Provide the data again in its entirety, exactly as given.

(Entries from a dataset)
- - -

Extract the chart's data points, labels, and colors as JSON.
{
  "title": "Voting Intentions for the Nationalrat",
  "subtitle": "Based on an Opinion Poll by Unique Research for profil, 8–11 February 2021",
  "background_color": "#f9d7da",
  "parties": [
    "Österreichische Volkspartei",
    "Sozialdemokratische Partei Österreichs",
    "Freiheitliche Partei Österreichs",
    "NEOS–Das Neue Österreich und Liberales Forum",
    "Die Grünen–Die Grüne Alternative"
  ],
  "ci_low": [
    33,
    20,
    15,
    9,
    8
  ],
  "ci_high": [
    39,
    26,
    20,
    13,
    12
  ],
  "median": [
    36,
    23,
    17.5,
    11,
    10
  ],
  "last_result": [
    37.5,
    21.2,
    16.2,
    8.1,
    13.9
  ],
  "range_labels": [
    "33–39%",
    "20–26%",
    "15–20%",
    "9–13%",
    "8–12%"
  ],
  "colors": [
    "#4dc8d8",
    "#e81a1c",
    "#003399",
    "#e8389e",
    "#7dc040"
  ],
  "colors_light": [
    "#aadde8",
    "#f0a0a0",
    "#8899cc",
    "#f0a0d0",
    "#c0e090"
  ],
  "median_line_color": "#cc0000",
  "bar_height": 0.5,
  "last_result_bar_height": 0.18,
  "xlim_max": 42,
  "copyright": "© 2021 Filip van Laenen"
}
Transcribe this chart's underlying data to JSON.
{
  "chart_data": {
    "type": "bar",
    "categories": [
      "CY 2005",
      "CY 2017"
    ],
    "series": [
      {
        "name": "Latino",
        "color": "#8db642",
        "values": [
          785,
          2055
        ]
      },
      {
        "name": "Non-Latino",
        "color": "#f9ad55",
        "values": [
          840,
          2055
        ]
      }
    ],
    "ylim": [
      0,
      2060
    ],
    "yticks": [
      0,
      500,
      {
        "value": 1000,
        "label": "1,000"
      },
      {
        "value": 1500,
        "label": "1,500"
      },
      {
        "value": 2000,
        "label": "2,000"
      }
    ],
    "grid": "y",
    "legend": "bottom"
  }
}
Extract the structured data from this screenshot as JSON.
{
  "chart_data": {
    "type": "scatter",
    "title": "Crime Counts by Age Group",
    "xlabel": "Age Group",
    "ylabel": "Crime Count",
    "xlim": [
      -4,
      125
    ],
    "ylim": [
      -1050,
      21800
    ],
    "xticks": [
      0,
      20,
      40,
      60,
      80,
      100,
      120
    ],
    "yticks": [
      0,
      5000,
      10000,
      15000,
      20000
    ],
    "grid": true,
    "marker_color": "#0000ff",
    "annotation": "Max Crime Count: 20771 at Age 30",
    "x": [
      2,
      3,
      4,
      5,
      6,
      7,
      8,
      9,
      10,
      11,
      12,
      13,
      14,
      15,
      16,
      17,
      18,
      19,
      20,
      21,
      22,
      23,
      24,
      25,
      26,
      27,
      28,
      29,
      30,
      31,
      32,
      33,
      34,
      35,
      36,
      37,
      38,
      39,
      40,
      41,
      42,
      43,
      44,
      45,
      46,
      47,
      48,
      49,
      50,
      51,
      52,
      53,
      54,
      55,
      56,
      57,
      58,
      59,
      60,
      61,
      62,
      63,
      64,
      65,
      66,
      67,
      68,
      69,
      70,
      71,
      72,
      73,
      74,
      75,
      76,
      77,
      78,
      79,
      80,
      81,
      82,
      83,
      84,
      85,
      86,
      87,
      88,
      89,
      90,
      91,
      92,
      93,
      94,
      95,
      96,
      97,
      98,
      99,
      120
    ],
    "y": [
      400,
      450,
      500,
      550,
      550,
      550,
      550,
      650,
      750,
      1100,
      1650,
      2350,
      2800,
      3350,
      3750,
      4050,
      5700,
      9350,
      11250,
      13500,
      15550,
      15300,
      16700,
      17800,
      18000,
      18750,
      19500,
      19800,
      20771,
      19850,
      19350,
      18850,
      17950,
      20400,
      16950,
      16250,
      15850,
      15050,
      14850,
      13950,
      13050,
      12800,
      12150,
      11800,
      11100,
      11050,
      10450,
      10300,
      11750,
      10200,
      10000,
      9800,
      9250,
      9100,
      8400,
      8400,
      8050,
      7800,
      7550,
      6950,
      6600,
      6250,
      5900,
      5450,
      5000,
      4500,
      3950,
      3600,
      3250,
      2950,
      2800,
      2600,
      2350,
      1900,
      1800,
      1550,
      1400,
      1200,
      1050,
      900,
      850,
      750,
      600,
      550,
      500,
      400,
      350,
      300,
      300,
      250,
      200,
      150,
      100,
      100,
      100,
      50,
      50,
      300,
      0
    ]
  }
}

- - -

(EXERCISE RESPONSE)
Extract the chart's data points, labels, and colors as JSON.
{
  "title": "Voting Intentions for the Nationalrat",
  "subtitle": "Based on an Opinion Poll by Unique Research for profil, 8–11 February 2021",
  "background_color": "#f9d7da",
  "parties": [
    "Österreichische Volkspartei",
    "Sozialdemokratische Partei Österreichs",
    "Freiheitliche Partei Österreichs",
    "NEOS–Das Neue Österreich und Liberales Forum",
    "Die Grünen–Die Grüne Alternative"
  ],
  "ci_low": [
    33,
    20,
    15,
    9,
    8
  ],
  "ci_high": [
    39,
    26,
    20,
    13,
    12
  ],
  "median": [
    36,
    23,
    17.5,
    11,
    10
  ],
  "last_result": [
    37.5,
    21.2,
    16.2,
    8.1,
    13.9
  ],
  "range_labels": [
    "33–39%",
    "20–26%",
    "15–20%",
    "9–13%",
    "8–12%"
  ],
  "colors": [
    "#4dc8d8",
    "#e81a1c",
    "#003399",
    "#e8389e",
    "#7dc040"
  ],
  "colors_light": [
    "#aadde8",
    "#f0a0a0",
    "#8899cc",
    "#f0a0d0",
    "#c0e090"
  ],
  "median_line_color": "#cc0000",
  "bar_height": 0.5,
  "last_result_bar_height": 0.18,
  "xlim_max": 42,
  "copyright": "© 2021 Filip van Laenen"
}
Transcribe this chart's underlying data to JSON.
{
  "chart_data": {
    "type": "bar",
    "categories": [
      "CY 2005",
      "CY 2017"
    ],
    "series": [
      {
        "name": "Latino",
        "color": "#8db642",
        "values": [
          785,
          2055
        ]
      },
      {
        "name": "Non-Latino",
        "color": "#f9ad55",
        "values": [
          840,
          2055
        ]
      }
    ],
    "ylim": [
      0,
      2060
    ],
    "yticks": [
      0,
      500,
      {
        "value": 1000,
        "label": "1,000"
      },
      {
        "value": 1500,
        "label": "1,500"
      },
      {
        "value": 2000,
        "label": "2,000"
      }
    ],
    "grid": "y",
    "legend": "bottom"
  }
}
Extract the structured data from this screenshot as JSON.
{
  "chart_data": {
    "type": "scatter",
    "title": "Crime Counts by Age Group",
    "xlabel": "Age Group",
    "ylabel": "Crime Count",
    "xlim": [
      -4,
      125
    ],
    "ylim": [
      -1050,
      21800
    ],
    "xticks": [
      0,
      20,
      40,
      60,
      80,
      100,
      120
    ],
    "yticks": [
      0,
      5000,
      10000,
      15000,
      20000
    ],
    "grid": true,
    "marker_color": "#0000ff",
    "annotation": "Max Crime Count: 20771 at Age 30",
    "x": [
      2,
      3,
      4,
      5,
      6,
      7,
      8,
      9,
      10,
      11,
      12,
      13,
      14,
      15,
      16,
      17,
      18,
      19,
      20,
      21,
      22,
      23,
      24,
      25,
      26,
      27,
      28,
      29,
      30,
      31,
      32,
      33,
      34,
      35,
      36,
      37,
      38,
      39,
      40,
      41,
      42,
      43,
      44,
      45,
      46,
      47,
      48,
      49,
      50,
      51,
      52,
      53,
      54,
      55,
      56,
      57,
      58,
      59,
      60,
      61,
      62,
      63,
      64,
      65,
      66,
      67,
      68,
      69,
      70,
      71,
      72,
      73,
      74,
      75,
      76,
      77,
      78,
      79,
      80,
      81,
      82,
      83,
      84,
      85,
      86,
      87,
      88,
      89,
      90,
      91,
      92,
      93,
      94,
      95,
      96,
      97,
      98,
      99,
      120
    ],
    "y": [
      400,
      450,
      500,
      550,
      550,
      550,
      550,
      650,
      750,
      1100,
      1650,
      2350,
      2800,
      3350,
      3750,
      4050,
      5700,
      9350,
      11250,
      13500,
      15550,
      15300,
      16700,
      17800,
      18000,
      18750,
      19500,
      19800,
      20771,
      19850,
      19350,
      18850,
      17950,
      20400,
      16950,
      16250,
      15850,
      15050,
      14850,
      13950,
      13050,
      12800,
      12150,
      11800,
      11100,
      11050,
      10450,
      10300,
      11750,
      10200,
      10000,
      9800,
      9250,
      9100,
      8400,
      8400,
      8050,
      7800,
      7550,
      6950,
      6600,
      6250,
      5900,
      5450,
      5000,
      4500,
      3950,
      3600,
      3250,
      2950,
      2800,
      2600,
      2350,
      1900,
      1800,
      1550,
      1400,
      1200,
      1050,
      900,
      850,
      750,
      600,
      550,
      500,
      400,
      350,
      300,
      300,
      250,
      200,
      150,
      100,
      100,
      100,
      50,
      50,
      300,
      0
    ]
  }
}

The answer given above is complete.